Problem to solve >>
Repeat each line exactly, leaving nothing out.

-------- Records

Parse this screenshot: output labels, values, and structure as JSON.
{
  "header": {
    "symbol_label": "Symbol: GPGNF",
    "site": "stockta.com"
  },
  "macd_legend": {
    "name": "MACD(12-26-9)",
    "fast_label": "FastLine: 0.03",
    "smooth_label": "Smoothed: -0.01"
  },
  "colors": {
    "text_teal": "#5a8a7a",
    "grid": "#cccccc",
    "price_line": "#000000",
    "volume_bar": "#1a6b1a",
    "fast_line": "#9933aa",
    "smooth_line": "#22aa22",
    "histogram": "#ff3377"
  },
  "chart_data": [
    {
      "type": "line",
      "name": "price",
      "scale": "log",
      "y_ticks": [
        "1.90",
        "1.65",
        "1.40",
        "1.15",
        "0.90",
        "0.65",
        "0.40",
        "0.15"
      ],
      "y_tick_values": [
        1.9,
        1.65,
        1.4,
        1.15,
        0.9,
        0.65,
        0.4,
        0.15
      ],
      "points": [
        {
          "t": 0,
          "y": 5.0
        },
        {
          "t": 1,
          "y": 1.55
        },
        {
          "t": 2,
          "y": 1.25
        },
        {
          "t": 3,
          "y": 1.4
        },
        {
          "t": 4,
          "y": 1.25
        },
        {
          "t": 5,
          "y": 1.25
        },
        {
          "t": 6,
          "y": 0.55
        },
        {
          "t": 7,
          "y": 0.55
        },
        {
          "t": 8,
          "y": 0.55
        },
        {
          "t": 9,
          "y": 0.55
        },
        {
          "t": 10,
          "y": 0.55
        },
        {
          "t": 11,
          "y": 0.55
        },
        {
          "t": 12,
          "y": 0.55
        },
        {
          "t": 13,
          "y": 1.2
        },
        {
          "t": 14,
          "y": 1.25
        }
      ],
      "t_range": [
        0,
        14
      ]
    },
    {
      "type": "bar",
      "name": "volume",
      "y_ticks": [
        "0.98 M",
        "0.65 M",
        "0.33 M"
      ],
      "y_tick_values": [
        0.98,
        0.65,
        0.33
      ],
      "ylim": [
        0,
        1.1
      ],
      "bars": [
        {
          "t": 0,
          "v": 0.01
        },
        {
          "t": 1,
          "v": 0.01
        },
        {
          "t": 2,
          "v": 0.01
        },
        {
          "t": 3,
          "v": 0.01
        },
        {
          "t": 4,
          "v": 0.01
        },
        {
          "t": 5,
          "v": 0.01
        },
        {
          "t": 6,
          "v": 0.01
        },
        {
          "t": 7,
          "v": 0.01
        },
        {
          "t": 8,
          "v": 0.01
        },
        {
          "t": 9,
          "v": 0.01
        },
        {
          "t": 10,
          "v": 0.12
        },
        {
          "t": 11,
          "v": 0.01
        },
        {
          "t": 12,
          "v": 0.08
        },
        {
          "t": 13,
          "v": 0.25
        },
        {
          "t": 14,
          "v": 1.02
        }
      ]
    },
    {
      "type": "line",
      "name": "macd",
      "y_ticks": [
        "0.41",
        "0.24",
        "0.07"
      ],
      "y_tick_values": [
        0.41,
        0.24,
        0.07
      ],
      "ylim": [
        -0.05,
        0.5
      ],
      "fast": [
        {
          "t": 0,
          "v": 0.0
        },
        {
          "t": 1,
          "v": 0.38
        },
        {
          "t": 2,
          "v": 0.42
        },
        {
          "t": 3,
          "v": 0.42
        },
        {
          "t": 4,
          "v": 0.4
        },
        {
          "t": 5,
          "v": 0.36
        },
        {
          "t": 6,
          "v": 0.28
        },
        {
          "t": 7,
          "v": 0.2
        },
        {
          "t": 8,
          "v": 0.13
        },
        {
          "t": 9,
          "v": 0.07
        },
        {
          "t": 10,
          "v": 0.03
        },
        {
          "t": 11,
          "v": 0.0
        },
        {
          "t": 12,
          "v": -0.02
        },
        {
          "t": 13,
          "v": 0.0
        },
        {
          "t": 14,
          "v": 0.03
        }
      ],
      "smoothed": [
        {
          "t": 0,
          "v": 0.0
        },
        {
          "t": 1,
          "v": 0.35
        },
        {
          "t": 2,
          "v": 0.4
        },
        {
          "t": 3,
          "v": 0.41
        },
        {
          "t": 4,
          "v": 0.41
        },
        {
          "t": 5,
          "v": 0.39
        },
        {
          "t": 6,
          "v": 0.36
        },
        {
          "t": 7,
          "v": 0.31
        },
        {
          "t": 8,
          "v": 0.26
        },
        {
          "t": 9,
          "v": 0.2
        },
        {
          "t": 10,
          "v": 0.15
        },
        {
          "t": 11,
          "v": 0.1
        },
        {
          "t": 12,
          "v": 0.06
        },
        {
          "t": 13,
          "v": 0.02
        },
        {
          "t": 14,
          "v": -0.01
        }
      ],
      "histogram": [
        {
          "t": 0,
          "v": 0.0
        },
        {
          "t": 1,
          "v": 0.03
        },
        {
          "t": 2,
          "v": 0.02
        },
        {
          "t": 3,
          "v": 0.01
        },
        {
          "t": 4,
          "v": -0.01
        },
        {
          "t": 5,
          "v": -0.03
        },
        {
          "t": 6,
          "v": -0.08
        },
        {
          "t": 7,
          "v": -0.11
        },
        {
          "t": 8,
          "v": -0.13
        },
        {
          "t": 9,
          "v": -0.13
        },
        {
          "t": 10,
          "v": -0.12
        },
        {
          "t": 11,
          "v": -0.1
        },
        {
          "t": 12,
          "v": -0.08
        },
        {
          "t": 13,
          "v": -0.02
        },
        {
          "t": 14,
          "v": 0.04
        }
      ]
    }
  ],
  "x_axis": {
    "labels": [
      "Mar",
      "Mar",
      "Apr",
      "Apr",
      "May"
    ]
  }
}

----------------

Result for this exercise >>
Parse this screenshot: output labels, values, and structure as JSON.
{
  "header": {
    "symbol_label": "Symbol: GPGNF",
    "site": "stockta.com"
  },
  "macd_legend": {
    "name": "MACD(12-26-9)",
    "fast_label": "FastLine: 0.03",
    "smooth_label": "Smoothed: -0.01"
  },
  "colors": {
    "text_teal": "#5a8a7a",
    "grid": "#cccccc",
    "price_line": "#000000",
    "volume_bar": "#1a6b1a",
    "fast_line": "#9933aa",
    "smooth_line": "#22aa22",
    "histogram": "#ff3377"
  },
  "chart_data": [
    {
      "type": "line",
      "name": "price",
      "scale": "log",
      "y_ticks": [
        "1.90",
        "1.65",
        "1.40",
        "1.15",
        "0.90",
        "0.65",
        "0.40",
        "0.15"
      ],
      "y_tick_values": [
        1.9,
        1.65,
        1.4,
        1.15,
        0.9,
        0.65,
        0.4,
        0.15
      ],
      "points": [
        {
          "t": 0,
          "y": 5.0
        },
        {
          "t": 1,
          "y": 1.55
        },
        {
          "t": 2,
          "y": 1.25
        },
        {
          "t": 3,
          "y": 1.4
        },
        {
          "t": 4,
          "y": 1.25
        },
        {
          "t": 5,
          "y": 1.25
        },
        {
          "t": 6,
          "y": 0.55
        },
        {
          "t": 7,
          "y": 0.55
        },
        {
          "t": 8,
          "y": 0.55
        },
        {
          "t": 9,
          "y": 0.55
        },
        {
          "t": 10,
          "y": 0.55
        },
        {
          "t": 11,
          "y": 0.55
        },
        {
          "t": 12,
          "y": 0.55
        },
        {
          "t": 13,
          "y": 1.2
        },
        {
          "t": 14,
          "y": 1.25
        }
      ],
      "t_range": [
        0,
        14
      ]
    },
    {
      "type": "bar",
      "name": "volume",
      "y_ticks": [
        "0.98 M",
        "0.65 M",
        "0.33 M"
      ],
      "y_tick_values": [
        0.98,
        0.65,
        0.33
      ],
      "ylim": [
        0,
        1.1
      ],
      "bars": [
        {
          "t": 0,
          "v": 0.01
        },
        {
          "t": 1,
          "v": 0.01
        },
        {
          "t": 2,
          "v": 0.01
        },
        {
          "t": 3,
          "v": 0.01
        },
        {
          "t": 4,
          "v": 0.01
        },
        {
          "t": 5,
          "v": 0.01
        },
        {
          "t": 6,
          "v": 0.01
        },
        {
          "t": 7,
          "v": 0.01
        },
        {
          "t": 8,
          "v": 0.01
        },
        {
          "t": 9,
          "v": 0.01
        },
        {
          "t": 10,
          "v": 0.12
        },
        {
          "t": 11,
          "v": 0.01
        },
        {
          "t": 12,
          "v": 0.08
        },
        {
          "t": 13,
          "v": 0.25
        },
        {
          "t": 14,
          "v": 1.02
        }
      ]
    },
    {
      "type": "line",
      "name": "macd",
      "y_ticks": [
        "0.41",
        "0.24",
        "0.07"
      ],
      "y_tick_values": [
        0.41,
        0.24,
        0.07
      ],
      "ylim": [
        -0.05,
        0.5
      ],
      "fast": [
        {
          "t": 0,
          "v": 0.0
        },
        {
          "t": 1,
          "v": 0.38
        },
        {
          "t": 2,
          "v": 0.42
        },
        {
          "t": 3,
          "v": 0.42
        },
        {
          "t": 4,
          "v": 0.4
        },
        {
          "t": 5,
          "v": 0.36
        },
        {
          "t": 6,
          "v": 0.28
        },
        {
          "t": 7,
          "v": 0.2
        },
        {
          "t": 8,
          "v": 0.13
        },
        {
          "t": 9,
          "v": 0.07
        },
        {
          "t": 10,
          "v": 0.03
        },
        {
          "t": 11,
          "v": 0.0
        },
        {
          "t": 12,
          "v": -0.02
        },
        {
          "t": 13,
          "v": 0.0
        },
        {
          "t": 14,
          "v": 0.03
        }
      ],
      "smoothed": [
        {
          "t": 0,
          "v": 0.0
        },
        {
          "t": 1,
          "v": 0.35
        },
        {
          "t": 2,
          "v": 0.4
        },
        {
          "t": 3,
          "v": 0.41
        },
        {
          "t": 4,
          "v": 0.41
        },
        {
          "t": 5,
          "v": 0.39
        },
        {
          "t": 6,
          "v": 0.36
        },
        {
          "t": 7,
          "v": 0.31
        },
        {
          "t": 8,
          "v": 0.26
        },
        {
          "t": 9,
          "v": 0.2
        },
        {
          "t": 10,
          "v": 0.15
        },
        {
          "t": 11,
          "v": 0.1
        },
        {
          "t": 12,
          "v": 0.06
        },
        {
          "t": 13,
          "v": 0.02
        },
        {
          "t": 14,
          "v": -0.01
        }
      ],
      "histogram": [
        {
          "t": 0,
          "v": 0.0
        },
        {
          "t": 1,
          "v": 0.03
        },
        {
          "t": 2,
          "v": 0.02
        },
        {
          "t": 3,
          "v": 0.01
        },
        {
          "t": 4,
          "v": -0.01
        },
        {
          "t": 5,
          "v": -0.03
        },
        {
          "t": 6,
          "v": -0.08
        },
        {
          "t": 7,
          "v": -0.11
        },
        {
          "t": 8,
          "v": -0.13
        },
        {
          "t": 9,
          "v": -0.13
        },
        {
          "t": 10,
          "v": -0.12
        },
        {
          "t": 11,
          "v": -0.1
        },
        {
          "t": 12,
          "v": -0.08
        },
        {
          "t": 13,
          "v": -0.02
        },
        {
          "t": 14,
          "v": 0.04
        }
      ]
    }
  ],
  "x_axis": {
    "labels": [
      "Mar",
      "Mar",
      "Apr",
      "Apr",
      "May"
    ]
  }
}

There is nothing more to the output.